** START OF EXTRACTED ENTRIES **

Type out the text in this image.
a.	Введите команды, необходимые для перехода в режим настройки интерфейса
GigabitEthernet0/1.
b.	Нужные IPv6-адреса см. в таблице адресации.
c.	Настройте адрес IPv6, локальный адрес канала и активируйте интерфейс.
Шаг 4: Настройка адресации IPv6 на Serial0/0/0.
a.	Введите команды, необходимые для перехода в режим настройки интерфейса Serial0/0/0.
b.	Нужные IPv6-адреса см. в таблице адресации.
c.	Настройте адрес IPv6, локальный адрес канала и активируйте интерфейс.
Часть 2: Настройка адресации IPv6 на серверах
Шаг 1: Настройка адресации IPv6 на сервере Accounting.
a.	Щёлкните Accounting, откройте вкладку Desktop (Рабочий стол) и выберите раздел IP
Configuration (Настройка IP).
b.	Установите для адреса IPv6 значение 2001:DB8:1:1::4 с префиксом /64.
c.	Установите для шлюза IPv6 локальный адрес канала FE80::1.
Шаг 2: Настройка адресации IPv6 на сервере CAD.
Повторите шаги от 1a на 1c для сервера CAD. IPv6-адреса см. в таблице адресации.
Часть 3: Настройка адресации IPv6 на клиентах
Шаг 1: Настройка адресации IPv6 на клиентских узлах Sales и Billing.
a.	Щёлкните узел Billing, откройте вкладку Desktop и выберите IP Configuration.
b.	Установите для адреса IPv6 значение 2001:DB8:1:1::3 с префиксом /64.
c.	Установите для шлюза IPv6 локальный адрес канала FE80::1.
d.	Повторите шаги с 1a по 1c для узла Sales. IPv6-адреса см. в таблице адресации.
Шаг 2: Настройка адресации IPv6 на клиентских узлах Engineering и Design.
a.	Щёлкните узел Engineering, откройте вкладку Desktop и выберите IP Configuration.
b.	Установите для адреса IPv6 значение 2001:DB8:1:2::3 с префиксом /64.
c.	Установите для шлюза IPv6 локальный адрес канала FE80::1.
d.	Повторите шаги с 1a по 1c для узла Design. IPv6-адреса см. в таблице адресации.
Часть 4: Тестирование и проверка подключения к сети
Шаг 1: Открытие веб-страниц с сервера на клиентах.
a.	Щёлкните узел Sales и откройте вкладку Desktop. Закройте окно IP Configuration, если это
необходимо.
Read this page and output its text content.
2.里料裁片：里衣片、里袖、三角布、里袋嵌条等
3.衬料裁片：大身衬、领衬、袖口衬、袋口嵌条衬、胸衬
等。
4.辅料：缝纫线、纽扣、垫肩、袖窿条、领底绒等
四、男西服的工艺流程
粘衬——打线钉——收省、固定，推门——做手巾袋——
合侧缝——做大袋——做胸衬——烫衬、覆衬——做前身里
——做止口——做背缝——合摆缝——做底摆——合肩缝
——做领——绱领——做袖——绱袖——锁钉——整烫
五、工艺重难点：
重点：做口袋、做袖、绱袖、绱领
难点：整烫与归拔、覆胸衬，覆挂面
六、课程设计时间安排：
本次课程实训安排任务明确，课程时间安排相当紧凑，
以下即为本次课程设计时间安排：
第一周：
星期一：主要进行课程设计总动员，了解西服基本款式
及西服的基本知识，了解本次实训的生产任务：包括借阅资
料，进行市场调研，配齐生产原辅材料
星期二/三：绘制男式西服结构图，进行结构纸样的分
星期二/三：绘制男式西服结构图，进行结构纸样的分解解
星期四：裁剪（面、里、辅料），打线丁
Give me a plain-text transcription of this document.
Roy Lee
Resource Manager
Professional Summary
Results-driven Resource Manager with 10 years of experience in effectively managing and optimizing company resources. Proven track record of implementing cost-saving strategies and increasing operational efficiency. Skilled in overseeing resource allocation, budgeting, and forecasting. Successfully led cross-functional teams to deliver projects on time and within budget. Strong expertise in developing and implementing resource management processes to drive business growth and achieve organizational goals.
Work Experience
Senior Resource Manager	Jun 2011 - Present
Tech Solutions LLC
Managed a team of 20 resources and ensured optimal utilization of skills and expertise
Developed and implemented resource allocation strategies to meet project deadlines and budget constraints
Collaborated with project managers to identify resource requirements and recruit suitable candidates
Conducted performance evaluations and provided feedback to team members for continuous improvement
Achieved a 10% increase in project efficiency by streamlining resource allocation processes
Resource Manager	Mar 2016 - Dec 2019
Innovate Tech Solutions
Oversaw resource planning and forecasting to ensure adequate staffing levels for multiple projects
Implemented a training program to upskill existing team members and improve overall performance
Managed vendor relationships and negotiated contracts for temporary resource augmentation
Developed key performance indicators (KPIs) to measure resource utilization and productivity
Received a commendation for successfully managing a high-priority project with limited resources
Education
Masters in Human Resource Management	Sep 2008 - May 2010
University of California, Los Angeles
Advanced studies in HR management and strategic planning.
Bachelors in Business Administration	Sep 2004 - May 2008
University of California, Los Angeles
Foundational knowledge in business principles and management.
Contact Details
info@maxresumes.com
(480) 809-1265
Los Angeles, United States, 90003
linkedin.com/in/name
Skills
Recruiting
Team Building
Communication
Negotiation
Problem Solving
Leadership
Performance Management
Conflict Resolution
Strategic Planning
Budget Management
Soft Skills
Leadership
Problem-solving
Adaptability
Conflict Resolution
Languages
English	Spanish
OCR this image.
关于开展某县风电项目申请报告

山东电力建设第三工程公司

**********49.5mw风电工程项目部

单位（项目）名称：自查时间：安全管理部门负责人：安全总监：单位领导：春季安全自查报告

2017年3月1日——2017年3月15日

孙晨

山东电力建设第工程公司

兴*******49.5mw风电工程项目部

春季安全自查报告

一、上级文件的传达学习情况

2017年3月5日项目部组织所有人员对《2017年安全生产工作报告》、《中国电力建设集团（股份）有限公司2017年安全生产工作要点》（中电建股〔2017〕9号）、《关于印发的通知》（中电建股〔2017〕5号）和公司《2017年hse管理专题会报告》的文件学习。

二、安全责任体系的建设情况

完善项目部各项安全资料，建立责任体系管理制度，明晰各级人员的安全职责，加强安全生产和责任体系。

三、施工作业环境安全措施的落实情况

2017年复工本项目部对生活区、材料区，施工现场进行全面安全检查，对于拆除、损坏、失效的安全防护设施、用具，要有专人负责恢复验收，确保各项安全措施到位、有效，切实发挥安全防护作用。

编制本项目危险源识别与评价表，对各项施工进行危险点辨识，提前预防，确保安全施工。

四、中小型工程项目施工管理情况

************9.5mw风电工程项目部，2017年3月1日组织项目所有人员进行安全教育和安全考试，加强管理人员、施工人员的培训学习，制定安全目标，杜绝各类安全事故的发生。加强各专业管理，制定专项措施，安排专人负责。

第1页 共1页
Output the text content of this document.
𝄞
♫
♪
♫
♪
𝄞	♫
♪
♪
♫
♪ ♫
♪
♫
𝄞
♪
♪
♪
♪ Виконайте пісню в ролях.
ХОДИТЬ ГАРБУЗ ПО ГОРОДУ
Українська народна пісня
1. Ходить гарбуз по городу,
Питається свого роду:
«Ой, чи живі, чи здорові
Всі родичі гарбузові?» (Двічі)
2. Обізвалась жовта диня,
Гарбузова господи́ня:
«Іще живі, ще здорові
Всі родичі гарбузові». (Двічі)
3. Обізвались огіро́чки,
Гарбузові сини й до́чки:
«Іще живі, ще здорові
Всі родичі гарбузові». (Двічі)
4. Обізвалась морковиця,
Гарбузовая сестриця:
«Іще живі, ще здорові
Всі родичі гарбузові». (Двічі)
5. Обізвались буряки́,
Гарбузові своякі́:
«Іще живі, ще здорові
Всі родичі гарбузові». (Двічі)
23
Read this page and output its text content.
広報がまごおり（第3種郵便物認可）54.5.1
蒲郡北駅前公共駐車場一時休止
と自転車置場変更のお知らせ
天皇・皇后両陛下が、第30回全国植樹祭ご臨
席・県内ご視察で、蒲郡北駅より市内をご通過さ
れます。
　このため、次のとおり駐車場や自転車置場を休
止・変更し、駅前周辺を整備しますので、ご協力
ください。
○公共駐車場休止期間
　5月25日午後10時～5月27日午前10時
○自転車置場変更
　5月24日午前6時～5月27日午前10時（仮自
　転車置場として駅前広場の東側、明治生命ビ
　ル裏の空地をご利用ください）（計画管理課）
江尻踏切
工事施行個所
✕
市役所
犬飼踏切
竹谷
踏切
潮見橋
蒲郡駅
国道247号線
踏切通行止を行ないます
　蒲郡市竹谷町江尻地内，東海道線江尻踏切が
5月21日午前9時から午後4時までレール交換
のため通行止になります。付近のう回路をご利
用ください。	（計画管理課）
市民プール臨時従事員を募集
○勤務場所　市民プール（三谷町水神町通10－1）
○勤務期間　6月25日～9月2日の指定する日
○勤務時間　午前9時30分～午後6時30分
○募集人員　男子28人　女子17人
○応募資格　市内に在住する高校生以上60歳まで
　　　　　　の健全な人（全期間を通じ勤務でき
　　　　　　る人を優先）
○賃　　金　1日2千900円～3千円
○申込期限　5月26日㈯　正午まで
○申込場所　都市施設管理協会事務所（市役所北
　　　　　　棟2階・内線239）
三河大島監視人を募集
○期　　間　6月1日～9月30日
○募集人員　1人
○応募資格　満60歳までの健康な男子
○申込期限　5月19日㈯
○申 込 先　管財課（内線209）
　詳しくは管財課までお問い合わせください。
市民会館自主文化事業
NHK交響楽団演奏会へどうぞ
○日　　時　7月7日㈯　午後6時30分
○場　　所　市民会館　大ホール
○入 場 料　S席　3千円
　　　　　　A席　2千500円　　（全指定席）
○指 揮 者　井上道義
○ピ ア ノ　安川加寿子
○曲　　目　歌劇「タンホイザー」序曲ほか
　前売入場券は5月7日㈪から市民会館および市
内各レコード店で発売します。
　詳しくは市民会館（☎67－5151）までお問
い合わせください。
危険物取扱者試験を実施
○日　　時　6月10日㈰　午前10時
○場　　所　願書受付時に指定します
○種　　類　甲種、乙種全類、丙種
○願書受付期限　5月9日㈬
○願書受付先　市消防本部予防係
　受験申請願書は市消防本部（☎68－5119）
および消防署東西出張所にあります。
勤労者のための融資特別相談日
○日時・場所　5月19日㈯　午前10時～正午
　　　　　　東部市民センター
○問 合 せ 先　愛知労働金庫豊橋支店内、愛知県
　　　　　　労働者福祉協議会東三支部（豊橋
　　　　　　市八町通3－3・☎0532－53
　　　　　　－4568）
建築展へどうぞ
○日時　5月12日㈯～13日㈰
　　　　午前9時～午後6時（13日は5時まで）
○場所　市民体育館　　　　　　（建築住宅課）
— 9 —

** END OF EXTRACTED ENTRIES **

## WORK INSTRUCTIONS
Where a line in the entries holds "绘制男式西服结构图", copy that line.

## CORRECT RESPONSE
星期二/三：绘制男式西服结构图，进行结构纸样的分
星期二/三：绘制男式西服结构图，进行结构纸样的分解解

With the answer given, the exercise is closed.